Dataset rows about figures
::::::::::
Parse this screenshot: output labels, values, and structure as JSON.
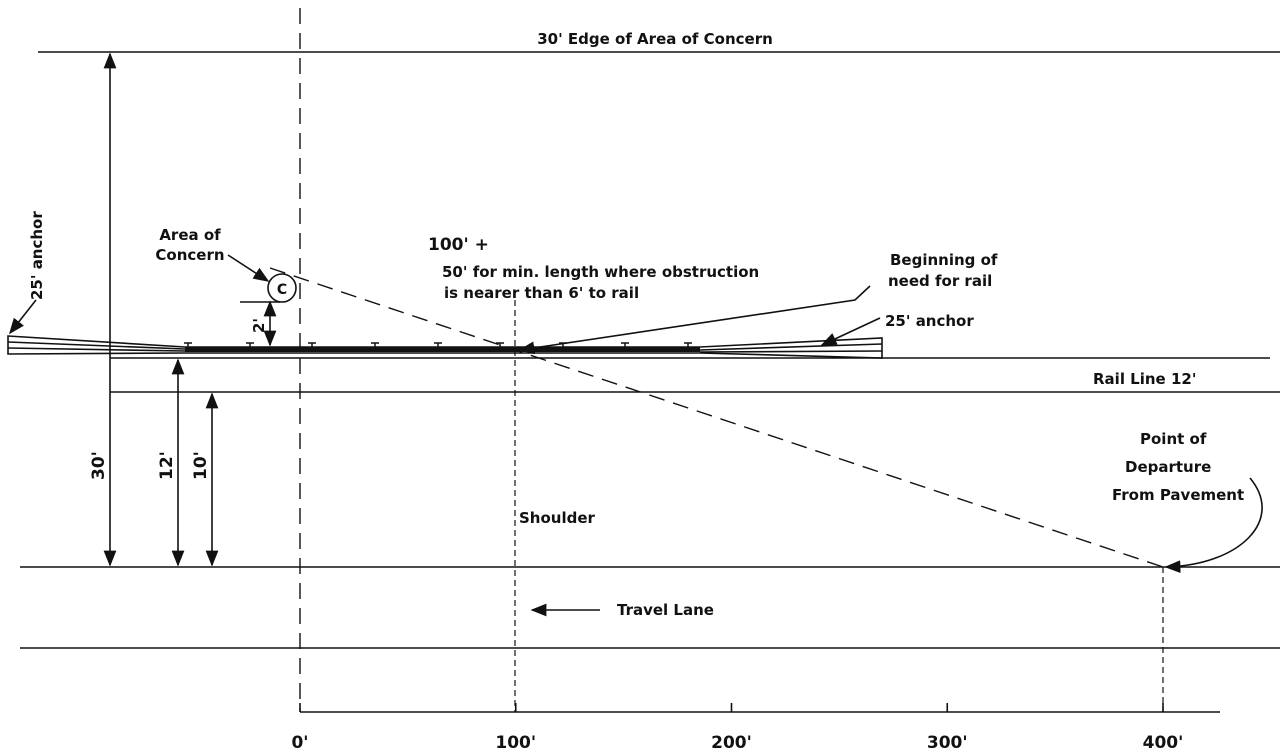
{
  "labels": {
    "edge": "30' Edge of Area of Concern",
    "area_line1": "Area of",
    "area_line2": "Concern",
    "circle": "C",
    "length_main": "100' +",
    "length_note1": "50' for min. length where obstruction",
    "length_note2": "is nearer than 6' to rail",
    "need_line1": "Beginning of",
    "need_line2": "need for rail",
    "anchor_right": "25' anchor",
    "anchor_left": "25' anchor",
    "rail_line": "Rail Line 12'",
    "offset_2": "2'",
    "dim_30": "30'",
    "dim_12": "12'",
    "dim_10": "10'",
    "departure_line1": "Point of",
    "departure_line2": "Departure",
    "departure_line3": "From Pavement",
    "shoulder": "Shoulder",
    "travel_lane": "Travel Lane"
  },
  "scale": [
    "0'",
    "100'",
    "200'",
    "300'",
    "400'"
  ]
}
::::::::::
* [EXERCISE DETAILS] Determine how many lines above contain "anchor" as a word or string. Give the number alone.

* [SOLUTION TO THIS TASK] 2